▼▼▼

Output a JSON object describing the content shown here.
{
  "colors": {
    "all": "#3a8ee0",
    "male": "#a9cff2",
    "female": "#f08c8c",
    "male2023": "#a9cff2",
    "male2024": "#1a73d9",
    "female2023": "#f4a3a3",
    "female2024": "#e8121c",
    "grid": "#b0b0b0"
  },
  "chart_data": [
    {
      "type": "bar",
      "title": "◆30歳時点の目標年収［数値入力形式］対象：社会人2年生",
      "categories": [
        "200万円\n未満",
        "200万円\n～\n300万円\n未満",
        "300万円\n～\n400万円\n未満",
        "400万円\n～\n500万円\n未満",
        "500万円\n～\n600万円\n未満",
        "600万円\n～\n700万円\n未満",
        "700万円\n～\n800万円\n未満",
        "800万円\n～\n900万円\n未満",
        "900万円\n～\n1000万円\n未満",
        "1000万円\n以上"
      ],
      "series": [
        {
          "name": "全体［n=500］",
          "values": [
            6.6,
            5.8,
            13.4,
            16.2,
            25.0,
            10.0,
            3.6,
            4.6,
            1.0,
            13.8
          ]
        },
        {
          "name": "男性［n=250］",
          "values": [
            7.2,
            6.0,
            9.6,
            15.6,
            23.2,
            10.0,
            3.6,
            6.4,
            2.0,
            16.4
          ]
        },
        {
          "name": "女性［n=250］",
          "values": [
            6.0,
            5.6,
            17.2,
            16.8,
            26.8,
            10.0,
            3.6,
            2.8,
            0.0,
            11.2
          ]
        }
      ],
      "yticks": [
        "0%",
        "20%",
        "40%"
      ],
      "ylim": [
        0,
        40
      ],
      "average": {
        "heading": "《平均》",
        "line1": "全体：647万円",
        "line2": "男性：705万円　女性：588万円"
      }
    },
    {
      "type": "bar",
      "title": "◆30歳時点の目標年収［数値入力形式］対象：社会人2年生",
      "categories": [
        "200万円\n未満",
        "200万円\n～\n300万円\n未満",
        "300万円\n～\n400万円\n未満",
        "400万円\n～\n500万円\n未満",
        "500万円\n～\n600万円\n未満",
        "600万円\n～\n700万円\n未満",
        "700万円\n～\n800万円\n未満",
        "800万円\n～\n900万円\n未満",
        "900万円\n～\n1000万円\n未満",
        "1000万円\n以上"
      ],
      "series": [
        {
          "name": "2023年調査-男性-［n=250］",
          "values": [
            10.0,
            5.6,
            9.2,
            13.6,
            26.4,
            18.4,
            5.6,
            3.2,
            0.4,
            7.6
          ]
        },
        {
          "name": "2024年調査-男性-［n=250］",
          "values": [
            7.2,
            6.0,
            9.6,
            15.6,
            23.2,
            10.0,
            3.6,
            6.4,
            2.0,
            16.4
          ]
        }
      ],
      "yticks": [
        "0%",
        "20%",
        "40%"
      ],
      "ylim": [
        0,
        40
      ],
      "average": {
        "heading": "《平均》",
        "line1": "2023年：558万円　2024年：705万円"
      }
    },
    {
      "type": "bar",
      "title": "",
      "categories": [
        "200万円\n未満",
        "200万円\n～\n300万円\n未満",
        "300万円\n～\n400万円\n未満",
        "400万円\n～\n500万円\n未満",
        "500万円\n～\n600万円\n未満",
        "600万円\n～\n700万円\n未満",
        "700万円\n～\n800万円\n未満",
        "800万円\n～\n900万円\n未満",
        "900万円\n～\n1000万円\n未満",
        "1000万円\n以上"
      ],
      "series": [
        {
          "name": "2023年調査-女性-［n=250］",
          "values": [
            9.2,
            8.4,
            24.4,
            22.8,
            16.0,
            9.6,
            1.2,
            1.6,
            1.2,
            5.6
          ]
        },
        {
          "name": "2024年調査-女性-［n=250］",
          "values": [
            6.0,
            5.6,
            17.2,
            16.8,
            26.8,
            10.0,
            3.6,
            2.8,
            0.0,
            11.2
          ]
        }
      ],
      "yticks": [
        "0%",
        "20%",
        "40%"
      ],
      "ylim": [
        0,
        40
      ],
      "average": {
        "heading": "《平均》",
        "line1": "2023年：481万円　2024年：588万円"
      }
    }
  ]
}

▲▲▲

* _TASK OBJECTIVE_
Write out all of the records above exactly as they appear.

* _THE ANSWER_
Output a JSON object describing the content shown here.
{
  "colors": {
    "all": "#3a8ee0",
    "male": "#a9cff2",
    "female": "#f08c8c",
    "male2023": "#a9cff2",
    "male2024": "#1a73d9",
    "female2023": "#f4a3a3",
    "female2024": "#e8121c",
    "grid": "#b0b0b0"
  },
  "chart_data": [
    {
      "type": "bar",
      "title": "◆30歳時点の目標年収［数値入力形式］対象：社会人2年生",
      "categories": [
        "200万円\n未満",
        "200万円\n～\n300万円\n未満",
        "300万円\n～\n400万円\n未満",
        "400万円\n～\n500万円\n未満",
        "500万円\n～\n600万円\n未満",
        "600万円\n～\n700万円\n未満",
        "700万円\n～\n800万円\n未満",
        "800万円\n～\n900万円\n未満",
        "900万円\n～\n1000万円\n未満",
        "1000万円\n以上"
      ],
      "series": [
        {
          "name": "全体［n=500］",
          "values": [
            6.6,
            5.8,
            13.4,
            16.2,
            25.0,
            10.0,
            3.6,
            4.6,
            1.0,
            13.8
          ]
        },
        {
          "name": "男性［n=250］",
          "values": [
            7.2,
            6.0,
            9.6,
            15.6,
            23.2,
            10.0,
            3.6,
            6.4,
            2.0,
            16.4
          ]
        },
        {
          "name": "女性［n=250］",
          "values": [
            6.0,
            5.6,
            17.2,
            16.8,
            26.8,
            10.0,
            3.6,
            2.8,
            0.0,
            11.2
          ]
        }
      ],
      "yticks": [
        "0%",
        "20%",
        "40%"
      ],
      "ylim": [
        0,
        40
      ],
      "average": {
        "heading": "《平均》",
        "line1": "全体：647万円",
        "line2": "男性：705万円　女性：588万円"
      }
    },
    {
      "type": "bar",
      "title": "◆30歳時点の目標年収［数値入力形式］対象：社会人2年生",
      "categories": [
        "200万円\n未満",
        "200万円\n～\n300万円\n未満",
        "300万円\n～\n400万円\n未満",
        "400万円\n～\n500万円\n未満",
        "500万円\n～\n600万円\n未満",
        "600万円\n～\n700万円\n未満",
        "700万円\n～\n800万円\n未満",
        "800万円\n～\n900万円\n未満",
        "900万円\n～\n1000万円\n未満",
        "1000万円\n以上"
      ],
      "series": [
        {
          "name": "2023年調査-男性-［n=250］",
          "values": [
            10.0,
            5.6,
            9.2,
            13.6,
            26.4,
            18.4,
            5.6,
            3.2,
            0.4,
            7.6
          ]
        },
        {
          "name": "2024年調査-男性-［n=250］",
          "values": [
            7.2,
            6.0,
            9.6,
            15.6,
            23.2,
            10.0,
            3.6,
            6.4,
            2.0,
            16.4
          ]
        }
      ],
      "yticks": [
        "0%",
        "20%",
        "40%"
      ],
      "ylim": [
        0,
        40
      ],
      "average": {
        "heading": "《平均》",
        "line1": "2023年：558万円　2024年：705万円"
      }
    },
    {
      "type": "bar",
      "title": "",
      "categories": [
        "200万円\n未満",
        "200万円\n～\n300万円\n未満",
        "300万円\n～\n400万円\n未満",
        "400万円\n～\n500万円\n未満",
        "500万円\n～\n600万円\n未満",
        "600万円\n～\n700万円\n未満",
        "700万円\n～\n800万円\n未満",
        "800万円\n～\n900万円\n未満",
        "900万円\n～\n1000万円\n未満",
        "1000万円\n以上"
      ],
      "series": [
        {
          "name": "2023年調査-女性-［n=250］",
          "values": [
            9.2,
            8.4,
            24.4,
            22.8,
            16.0,
            9.6,
            1.2,
            1.6,
            1.2,
            5.6
          ]
        },
        {
          "name": "2024年調査-女性-［n=250］",
          "values": [
            6.0,
            5.6,
            17.2,
            16.8,
            26.8,
            10.0,
            3.6,
            2.8,
            0.0,
            11.2
          ]
        }
      ],
      "yticks": [
        "0%",
        "20%",
        "40%"
      ],
      "ylim": [
        0,
        40
      ],
      "average": {
        "heading": "《平均》",
        "line1": "2023年：481万円　2024年：588万円"
      }
    }
  ]
}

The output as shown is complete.